**SHORT EXERCISE:** Collect every line below that contains the word "time".

Stored data entries

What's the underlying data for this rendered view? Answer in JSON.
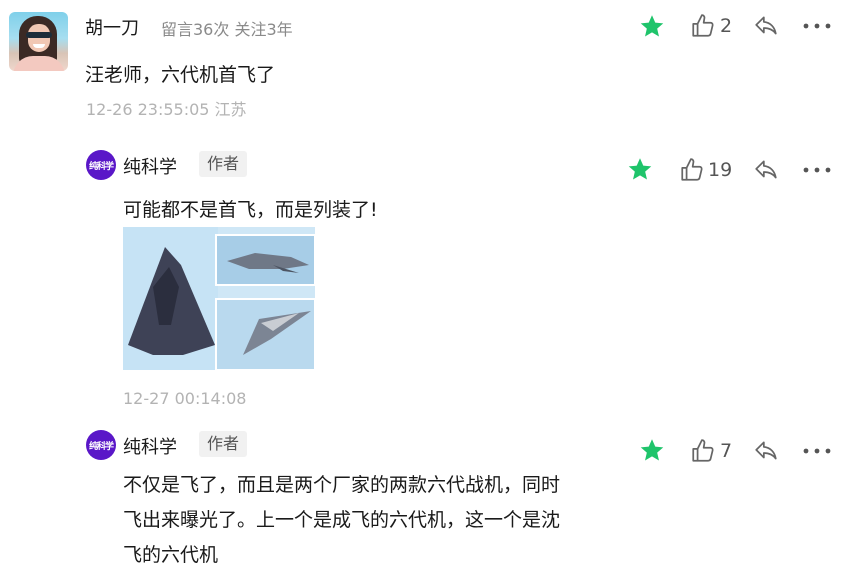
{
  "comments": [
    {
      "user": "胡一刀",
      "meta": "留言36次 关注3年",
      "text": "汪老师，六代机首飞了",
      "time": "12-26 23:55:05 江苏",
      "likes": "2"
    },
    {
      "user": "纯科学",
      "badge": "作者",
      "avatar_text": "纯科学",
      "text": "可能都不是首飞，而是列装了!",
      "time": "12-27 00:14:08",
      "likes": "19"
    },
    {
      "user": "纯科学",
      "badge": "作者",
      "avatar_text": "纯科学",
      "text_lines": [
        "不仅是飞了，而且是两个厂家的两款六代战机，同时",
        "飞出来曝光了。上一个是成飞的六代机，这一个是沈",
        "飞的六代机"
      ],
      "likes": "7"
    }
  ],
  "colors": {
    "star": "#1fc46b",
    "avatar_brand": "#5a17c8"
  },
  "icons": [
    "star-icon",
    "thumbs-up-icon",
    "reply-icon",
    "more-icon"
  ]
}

**EXERCISE SOLUTION:**
      "time": "12-26 23:55:05 江苏",
      "time": "12-27 00:14:08",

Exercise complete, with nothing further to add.